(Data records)
● ● ● ●

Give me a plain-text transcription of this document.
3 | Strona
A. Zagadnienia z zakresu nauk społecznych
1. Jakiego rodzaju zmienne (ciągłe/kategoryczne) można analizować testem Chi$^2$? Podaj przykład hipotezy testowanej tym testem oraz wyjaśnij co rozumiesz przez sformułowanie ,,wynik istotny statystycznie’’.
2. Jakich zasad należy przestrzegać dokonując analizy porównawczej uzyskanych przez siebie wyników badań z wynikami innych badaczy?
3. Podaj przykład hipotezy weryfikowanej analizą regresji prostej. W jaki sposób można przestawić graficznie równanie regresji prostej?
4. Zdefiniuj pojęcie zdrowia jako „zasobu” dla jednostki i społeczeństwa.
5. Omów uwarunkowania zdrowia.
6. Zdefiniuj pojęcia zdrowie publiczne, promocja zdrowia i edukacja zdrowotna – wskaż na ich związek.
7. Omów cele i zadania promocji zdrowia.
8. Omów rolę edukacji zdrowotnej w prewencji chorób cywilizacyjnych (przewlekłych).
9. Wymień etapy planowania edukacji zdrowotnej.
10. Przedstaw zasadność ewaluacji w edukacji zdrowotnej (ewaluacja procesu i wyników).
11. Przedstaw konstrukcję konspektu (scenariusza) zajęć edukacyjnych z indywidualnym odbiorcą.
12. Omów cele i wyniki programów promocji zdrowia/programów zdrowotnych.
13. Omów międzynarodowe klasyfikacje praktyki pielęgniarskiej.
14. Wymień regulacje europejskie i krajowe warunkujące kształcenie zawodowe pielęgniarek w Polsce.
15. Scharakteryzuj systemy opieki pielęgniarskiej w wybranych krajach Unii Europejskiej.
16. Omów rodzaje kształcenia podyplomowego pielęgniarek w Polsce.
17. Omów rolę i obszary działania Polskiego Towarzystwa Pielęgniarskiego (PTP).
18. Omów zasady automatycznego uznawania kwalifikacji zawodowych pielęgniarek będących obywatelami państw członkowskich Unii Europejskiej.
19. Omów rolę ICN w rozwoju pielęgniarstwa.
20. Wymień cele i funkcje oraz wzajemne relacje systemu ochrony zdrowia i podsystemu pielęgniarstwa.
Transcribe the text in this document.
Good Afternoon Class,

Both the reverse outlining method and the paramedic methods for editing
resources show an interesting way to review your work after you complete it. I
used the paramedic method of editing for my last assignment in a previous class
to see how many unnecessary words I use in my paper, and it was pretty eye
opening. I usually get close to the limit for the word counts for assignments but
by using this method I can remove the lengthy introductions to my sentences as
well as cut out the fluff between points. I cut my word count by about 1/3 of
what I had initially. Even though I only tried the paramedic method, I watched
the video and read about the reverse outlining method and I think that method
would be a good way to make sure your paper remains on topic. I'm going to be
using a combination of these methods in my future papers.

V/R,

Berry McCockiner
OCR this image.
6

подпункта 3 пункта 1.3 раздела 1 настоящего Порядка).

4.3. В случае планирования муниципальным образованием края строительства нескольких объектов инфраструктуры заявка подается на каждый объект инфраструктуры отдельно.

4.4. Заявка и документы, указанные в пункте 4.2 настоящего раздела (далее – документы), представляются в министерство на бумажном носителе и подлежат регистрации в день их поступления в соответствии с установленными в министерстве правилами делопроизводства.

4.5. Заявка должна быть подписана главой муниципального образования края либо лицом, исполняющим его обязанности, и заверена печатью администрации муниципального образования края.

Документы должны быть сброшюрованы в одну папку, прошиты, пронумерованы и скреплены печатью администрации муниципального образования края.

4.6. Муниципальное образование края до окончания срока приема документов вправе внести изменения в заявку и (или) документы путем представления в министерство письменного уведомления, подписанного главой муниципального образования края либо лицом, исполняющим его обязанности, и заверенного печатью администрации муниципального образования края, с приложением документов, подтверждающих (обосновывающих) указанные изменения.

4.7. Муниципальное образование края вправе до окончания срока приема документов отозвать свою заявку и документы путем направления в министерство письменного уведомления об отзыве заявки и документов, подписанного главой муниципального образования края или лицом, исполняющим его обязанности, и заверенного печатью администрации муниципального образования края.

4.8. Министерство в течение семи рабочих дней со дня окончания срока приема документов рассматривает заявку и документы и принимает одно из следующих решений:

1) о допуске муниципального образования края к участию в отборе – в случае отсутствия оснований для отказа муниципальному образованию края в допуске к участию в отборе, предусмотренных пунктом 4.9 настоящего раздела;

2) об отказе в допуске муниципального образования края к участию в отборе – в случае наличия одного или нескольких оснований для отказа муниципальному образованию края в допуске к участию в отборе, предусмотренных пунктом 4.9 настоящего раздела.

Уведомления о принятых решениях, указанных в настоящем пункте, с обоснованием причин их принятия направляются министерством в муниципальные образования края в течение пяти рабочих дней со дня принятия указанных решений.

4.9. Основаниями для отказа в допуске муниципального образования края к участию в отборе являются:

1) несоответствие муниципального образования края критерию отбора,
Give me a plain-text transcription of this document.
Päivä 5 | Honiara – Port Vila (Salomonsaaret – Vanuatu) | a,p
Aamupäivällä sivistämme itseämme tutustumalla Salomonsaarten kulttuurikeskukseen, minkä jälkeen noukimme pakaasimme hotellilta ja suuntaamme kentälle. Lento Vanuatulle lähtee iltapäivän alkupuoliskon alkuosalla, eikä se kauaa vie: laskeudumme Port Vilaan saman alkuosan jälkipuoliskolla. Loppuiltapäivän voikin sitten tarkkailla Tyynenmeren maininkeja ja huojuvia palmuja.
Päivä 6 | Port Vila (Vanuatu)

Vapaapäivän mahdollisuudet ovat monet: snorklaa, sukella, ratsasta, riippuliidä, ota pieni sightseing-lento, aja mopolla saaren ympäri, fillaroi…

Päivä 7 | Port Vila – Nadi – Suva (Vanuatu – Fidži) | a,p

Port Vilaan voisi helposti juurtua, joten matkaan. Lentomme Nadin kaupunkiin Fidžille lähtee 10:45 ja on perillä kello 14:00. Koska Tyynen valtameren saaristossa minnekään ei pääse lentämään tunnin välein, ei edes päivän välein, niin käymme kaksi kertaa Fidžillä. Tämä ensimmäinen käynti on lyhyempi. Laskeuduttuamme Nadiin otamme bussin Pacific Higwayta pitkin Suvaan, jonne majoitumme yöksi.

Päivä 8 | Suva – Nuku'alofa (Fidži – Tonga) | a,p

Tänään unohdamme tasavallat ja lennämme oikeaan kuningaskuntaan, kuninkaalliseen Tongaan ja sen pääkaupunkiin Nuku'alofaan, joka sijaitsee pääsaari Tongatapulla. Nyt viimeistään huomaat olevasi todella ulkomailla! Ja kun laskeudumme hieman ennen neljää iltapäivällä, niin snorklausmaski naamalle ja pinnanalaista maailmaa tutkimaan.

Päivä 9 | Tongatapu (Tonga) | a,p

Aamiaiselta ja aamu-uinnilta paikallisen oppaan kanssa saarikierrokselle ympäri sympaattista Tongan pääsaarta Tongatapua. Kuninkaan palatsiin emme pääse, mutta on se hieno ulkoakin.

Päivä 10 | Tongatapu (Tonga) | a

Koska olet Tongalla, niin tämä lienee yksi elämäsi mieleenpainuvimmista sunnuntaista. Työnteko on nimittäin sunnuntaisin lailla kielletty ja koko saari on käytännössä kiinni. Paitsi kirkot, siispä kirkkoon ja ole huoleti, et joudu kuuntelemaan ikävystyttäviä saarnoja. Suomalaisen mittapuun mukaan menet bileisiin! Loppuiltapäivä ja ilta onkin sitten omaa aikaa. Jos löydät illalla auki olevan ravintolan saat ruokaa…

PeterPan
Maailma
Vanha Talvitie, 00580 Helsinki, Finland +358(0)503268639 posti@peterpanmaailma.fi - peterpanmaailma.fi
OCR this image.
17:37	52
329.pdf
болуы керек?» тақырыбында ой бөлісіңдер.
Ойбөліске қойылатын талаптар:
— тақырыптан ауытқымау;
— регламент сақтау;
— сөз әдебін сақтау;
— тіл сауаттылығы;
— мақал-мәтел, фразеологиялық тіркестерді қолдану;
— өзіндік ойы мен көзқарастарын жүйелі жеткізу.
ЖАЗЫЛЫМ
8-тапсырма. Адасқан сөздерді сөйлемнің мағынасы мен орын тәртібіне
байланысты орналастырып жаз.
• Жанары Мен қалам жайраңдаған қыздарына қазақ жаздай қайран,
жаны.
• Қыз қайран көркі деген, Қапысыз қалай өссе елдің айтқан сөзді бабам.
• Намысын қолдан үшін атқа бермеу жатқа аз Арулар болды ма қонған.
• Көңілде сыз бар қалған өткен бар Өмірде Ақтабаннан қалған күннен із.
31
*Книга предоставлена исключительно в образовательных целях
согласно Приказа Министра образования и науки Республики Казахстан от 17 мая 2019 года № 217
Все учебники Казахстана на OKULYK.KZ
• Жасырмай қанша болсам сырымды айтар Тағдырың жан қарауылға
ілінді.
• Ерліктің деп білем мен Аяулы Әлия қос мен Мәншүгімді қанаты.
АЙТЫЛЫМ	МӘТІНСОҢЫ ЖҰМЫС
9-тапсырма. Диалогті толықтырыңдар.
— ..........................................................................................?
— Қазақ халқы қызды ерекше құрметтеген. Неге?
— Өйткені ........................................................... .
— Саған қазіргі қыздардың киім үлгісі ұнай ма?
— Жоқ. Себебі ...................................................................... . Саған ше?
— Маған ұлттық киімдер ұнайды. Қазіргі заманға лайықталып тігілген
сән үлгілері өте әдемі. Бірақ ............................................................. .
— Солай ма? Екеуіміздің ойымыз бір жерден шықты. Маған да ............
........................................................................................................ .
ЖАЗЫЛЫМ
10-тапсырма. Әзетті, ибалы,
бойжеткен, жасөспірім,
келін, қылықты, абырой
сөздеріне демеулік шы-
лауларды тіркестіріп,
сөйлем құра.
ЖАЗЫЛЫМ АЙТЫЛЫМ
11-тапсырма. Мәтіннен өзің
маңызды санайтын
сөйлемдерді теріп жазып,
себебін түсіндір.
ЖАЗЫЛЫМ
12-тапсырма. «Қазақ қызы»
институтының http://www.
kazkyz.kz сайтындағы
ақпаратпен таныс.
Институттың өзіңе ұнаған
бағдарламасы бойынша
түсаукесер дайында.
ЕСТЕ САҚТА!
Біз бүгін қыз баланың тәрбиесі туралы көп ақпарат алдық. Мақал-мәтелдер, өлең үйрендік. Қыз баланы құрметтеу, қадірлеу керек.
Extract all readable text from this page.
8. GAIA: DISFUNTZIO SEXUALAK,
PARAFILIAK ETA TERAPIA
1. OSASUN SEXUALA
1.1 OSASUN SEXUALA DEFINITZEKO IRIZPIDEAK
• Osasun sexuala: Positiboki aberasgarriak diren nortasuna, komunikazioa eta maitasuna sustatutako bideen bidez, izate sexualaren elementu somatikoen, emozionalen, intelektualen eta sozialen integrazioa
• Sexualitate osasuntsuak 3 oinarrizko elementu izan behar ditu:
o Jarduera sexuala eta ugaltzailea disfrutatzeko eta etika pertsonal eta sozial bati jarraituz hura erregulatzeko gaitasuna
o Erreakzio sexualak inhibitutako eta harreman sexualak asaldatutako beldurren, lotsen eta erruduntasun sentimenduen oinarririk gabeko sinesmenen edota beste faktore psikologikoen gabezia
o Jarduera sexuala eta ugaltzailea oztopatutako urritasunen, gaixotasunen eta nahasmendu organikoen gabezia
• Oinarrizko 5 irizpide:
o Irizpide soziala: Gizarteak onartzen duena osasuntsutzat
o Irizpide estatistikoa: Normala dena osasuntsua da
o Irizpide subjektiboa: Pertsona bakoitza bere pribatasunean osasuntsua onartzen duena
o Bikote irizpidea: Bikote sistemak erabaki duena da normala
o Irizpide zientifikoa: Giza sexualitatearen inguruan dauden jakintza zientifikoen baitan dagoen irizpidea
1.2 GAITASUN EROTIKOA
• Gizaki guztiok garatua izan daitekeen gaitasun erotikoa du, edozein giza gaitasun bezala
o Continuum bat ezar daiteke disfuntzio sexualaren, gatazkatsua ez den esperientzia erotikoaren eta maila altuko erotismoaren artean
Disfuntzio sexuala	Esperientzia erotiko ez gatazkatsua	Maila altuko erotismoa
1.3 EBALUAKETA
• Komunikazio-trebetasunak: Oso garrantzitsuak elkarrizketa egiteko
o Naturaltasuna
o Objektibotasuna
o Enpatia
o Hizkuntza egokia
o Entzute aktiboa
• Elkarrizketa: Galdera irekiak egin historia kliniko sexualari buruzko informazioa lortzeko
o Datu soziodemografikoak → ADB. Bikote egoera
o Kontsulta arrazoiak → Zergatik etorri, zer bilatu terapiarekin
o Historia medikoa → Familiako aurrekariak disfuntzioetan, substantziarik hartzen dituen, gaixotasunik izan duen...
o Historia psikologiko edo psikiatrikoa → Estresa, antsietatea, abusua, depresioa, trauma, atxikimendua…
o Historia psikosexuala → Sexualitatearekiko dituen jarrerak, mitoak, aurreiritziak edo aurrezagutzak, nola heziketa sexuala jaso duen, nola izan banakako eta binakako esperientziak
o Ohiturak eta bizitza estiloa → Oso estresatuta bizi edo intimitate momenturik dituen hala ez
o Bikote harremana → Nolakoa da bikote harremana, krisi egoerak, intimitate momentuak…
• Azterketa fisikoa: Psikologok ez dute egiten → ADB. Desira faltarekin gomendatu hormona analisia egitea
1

● ● ● ●

SHORT EXERCISE:
Determine the number of lines in the entries above where the string "Маған" appears. Answer with the number alone.

WORKED SOLUTION:
2